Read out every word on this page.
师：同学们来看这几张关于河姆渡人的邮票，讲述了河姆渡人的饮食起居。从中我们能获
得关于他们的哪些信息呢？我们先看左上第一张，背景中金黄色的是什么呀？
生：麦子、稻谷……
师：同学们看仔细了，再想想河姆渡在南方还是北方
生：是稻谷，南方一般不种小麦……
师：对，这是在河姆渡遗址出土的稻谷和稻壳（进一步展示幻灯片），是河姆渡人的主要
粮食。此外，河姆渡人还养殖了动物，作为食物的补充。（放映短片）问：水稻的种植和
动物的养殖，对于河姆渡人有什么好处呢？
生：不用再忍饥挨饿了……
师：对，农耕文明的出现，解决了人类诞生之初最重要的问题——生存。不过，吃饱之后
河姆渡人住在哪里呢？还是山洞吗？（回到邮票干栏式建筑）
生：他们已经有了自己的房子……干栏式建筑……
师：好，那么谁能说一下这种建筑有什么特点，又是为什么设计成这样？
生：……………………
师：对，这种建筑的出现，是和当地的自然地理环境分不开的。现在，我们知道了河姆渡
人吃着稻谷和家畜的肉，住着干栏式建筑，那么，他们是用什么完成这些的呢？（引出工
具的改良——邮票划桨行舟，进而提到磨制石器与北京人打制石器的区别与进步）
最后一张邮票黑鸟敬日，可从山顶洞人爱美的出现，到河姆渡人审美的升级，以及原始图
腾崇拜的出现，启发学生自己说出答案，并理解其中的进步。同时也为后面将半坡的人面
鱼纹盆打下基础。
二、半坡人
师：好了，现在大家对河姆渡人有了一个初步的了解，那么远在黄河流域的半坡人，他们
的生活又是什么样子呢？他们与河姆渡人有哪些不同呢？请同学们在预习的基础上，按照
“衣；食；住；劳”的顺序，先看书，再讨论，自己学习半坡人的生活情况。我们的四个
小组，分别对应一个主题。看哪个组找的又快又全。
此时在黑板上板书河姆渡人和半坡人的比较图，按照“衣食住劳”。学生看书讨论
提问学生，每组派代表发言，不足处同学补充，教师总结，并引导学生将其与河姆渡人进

THE REQUEST: Reproduce the records word for word.

SOLUTION FOR THIS TASK:
Read out every word on this page.
师：同学们来看这几张关于河姆渡人的邮票，讲述了河姆渡人的饮食起居。从中我们能获
得关于他们的哪些信息呢？我们先看左上第一张，背景中金黄色的是什么呀？
生：麦子、稻谷……
师：同学们看仔细了，再想想河姆渡在南方还是北方
生：是稻谷，南方一般不种小麦……
师：对，这是在河姆渡遗址出土的稻谷和稻壳（进一步展示幻灯片），是河姆渡人的主要
粮食。此外，河姆渡人还养殖了动物，作为食物的补充。（放映短片）问：水稻的种植和
动物的养殖，对于河姆渡人有什么好处呢？
生：不用再忍饥挨饿了……
师：对，农耕文明的出现，解决了人类诞生之初最重要的问题——生存。不过，吃饱之后
河姆渡人住在哪里呢？还是山洞吗？（回到邮票干栏式建筑）
生：他们已经有了自己的房子……干栏式建筑……
师：好，那么谁能说一下这种建筑有什么特点，又是为什么设计成这样？
生：……………………
师：对，这种建筑的出现，是和当地的自然地理环境分不开的。现在，我们知道了河姆渡
人吃着稻谷和家畜的肉，住着干栏式建筑，那么，他们是用什么完成这些的呢？（引出工
具的改良——邮票划桨行舟，进而提到磨制石器与北京人打制石器的区别与进步）
最后一张邮票黑鸟敬日，可从山顶洞人爱美的出现，到河姆渡人审美的升级，以及原始图
腾崇拜的出现，启发学生自己说出答案，并理解其中的进步。同时也为后面将半坡的人面
鱼纹盆打下基础。
二、半坡人
师：好了，现在大家对河姆渡人有了一个初步的了解，那么远在黄河流域的半坡人，他们
的生活又是什么样子呢？他们与河姆渡人有哪些不同呢？请同学们在预习的基础上，按照
“衣；食；住；劳”的顺序，先看书，再讨论，自己学习半坡人的生活情况。我们的四个
小组，分别对应一个主题。看哪个组找的又快又全。
此时在黑板上板书河姆渡人和半坡人的比较图，按照“衣食住劳”。学生看书讨论
提问学生，每组派代表发言，不足处同学补充，教师总结，并引导学生将其与河姆渡人进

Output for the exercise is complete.